• [Exercise]: Repeat the records word for word, excluding any picture.

** Start of Exercise input **

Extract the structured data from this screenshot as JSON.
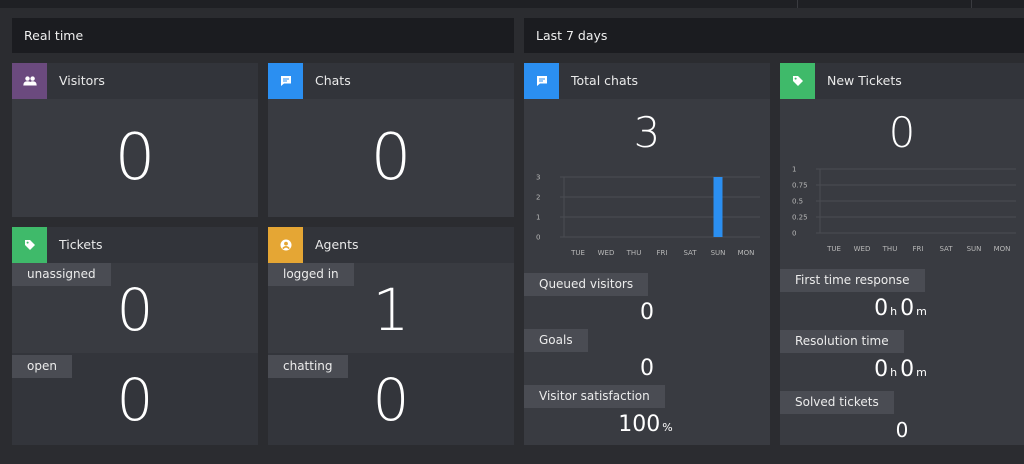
{
  "colors": {
    "visitors": "#6b4a7e",
    "chats": "#2b8ff1",
    "tickets": "#3fba6a",
    "agents": "#e5a634",
    "bar": "#2b8ff1"
  },
  "realtime": {
    "title": "Real time",
    "visitors": {
      "label": "Visitors",
      "icon": "users-icon",
      "value": "0"
    },
    "chats": {
      "label": "Chats",
      "icon": "chat-bubble-icon",
      "value": "0"
    },
    "tickets": {
      "label": "Tickets",
      "icon": "tag-icon",
      "unassigned_label": "unassigned",
      "unassigned_value": "0",
      "open_label": "open",
      "open_value": "0"
    },
    "agents": {
      "label": "Agents",
      "icon": "user-circle-icon",
      "logged_in_label": "logged in",
      "logged_in_value": "1",
      "chatting_label": "chatting",
      "chatting_value": "0"
    }
  },
  "last7": {
    "title": "Last 7 days",
    "total_chats": {
      "label": "Total chats",
      "icon": "chat-bubble-icon",
      "value": "3",
      "queued_label": "Queued visitors",
      "queued_value": "0",
      "goals_label": "Goals",
      "goals_value": "0",
      "satisfaction_label": "Visitor satisfaction",
      "satisfaction_value": "100",
      "satisfaction_unit": "%"
    },
    "new_tickets": {
      "label": "New Tickets",
      "icon": "tag-icon",
      "value": "0",
      "first_response_label": "First time response",
      "first_response_h": "0",
      "first_response_m": "0",
      "resolution_label": "Resolution time",
      "resolution_h": "0",
      "resolution_m": "0",
      "solved_label": "Solved tickets",
      "solved_value": "0",
      "unit_h": "h",
      "unit_m": "m"
    }
  },
  "chart_data": [
    {
      "type": "bar",
      "categories": [
        "TUE",
        "WED",
        "THU",
        "FRI",
        "SAT",
        "SUN",
        "MON"
      ],
      "values": [
        0,
        0,
        0,
        0,
        0,
        3,
        0
      ],
      "yticks": [
        "3",
        "2",
        "1",
        "0"
      ],
      "ylim": [
        0,
        3
      ]
    },
    {
      "type": "bar",
      "categories": [
        "TUE",
        "WED",
        "THU",
        "FRI",
        "SAT",
        "SUN",
        "MON"
      ],
      "values": [
        0,
        0,
        0,
        0,
        0,
        0,
        0
      ],
      "yticks": [
        "1",
        "0.75",
        "0.5",
        "0.25",
        "0"
      ],
      "ylim": [
        0,
        1
      ]
    }
  ]
}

** End of Exercise input **

• [Expected answer]:
Extract the structured data from this screenshot as JSON.
{
  "colors": {
    "visitors": "#6b4a7e",
    "chats": "#2b8ff1",
    "tickets": "#3fba6a",
    "agents": "#e5a634",
    "bar": "#2b8ff1"
  },
  "realtime": {
    "title": "Real time",
    "visitors": {
      "label": "Visitors",
      "icon": "users-icon",
      "value": "0"
    },
    "chats": {
      "label": "Chats",
      "icon": "chat-bubble-icon",
      "value": "0"
    },
    "tickets": {
      "label": "Tickets",
      "icon": "tag-icon",
      "unassigned_label": "unassigned",
      "unassigned_value": "0",
      "open_label": "open",
      "open_value": "0"
    },
    "agents": {
      "label": "Agents",
      "icon": "user-circle-icon",
      "logged_in_label": "logged in",
      "logged_in_value": "1",
      "chatting_label": "chatting",
      "chatting_value": "0"
    }
  },
  "last7": {
    "title": "Last 7 days",
    "total_chats": {
      "label": "Total chats",
      "icon": "chat-bubble-icon",
      "value": "3",
      "queued_label": "Queued visitors",
      "queued_value": "0",
      "goals_label": "Goals",
      "goals_value": "0",
      "satisfaction_label": "Visitor satisfaction",
      "satisfaction_value": "100",
      "satisfaction_unit": "%"
    },
    "new_tickets": {
      "label": "New Tickets",
      "icon": "tag-icon",
      "value": "0",
      "first_response_label": "First time response",
      "first_response_h": "0",
      "first_response_m": "0",
      "resolution_label": "Resolution time",
      "resolution_h": "0",
      "resolution_m": "0",
      "solved_label": "Solved tickets",
      "solved_value": "0",
      "unit_h": "h",
      "unit_m": "m"
    }
  },
  "chart_data": [
    {
      "type": "bar",
      "categories": [
        "TUE",
        "WED",
        "THU",
        "FRI",
        "SAT",
        "SUN",
        "MON"
      ],
      "values": [
        0,
        0,
        0,
        0,
        0,
        3,
        0
      ],
      "yticks": [
        "3",
        "2",
        "1",
        "0"
      ],
      "ylim": [
        0,
        3
      ]
    },
    {
      "type": "bar",
      "categories": [
        "TUE",
        "WED",
        "THU",
        "FRI",
        "SAT",
        "SUN",
        "MON"
      ],
      "values": [
        0,
        0,
        0,
        0,
        0,
        0,
        0
      ],
      "yticks": [
        "1",
        "0.75",
        "0.5",
        "0.25",
        "0"
      ],
      "ylim": [
        0,
        1
      ]
    }
  ]
}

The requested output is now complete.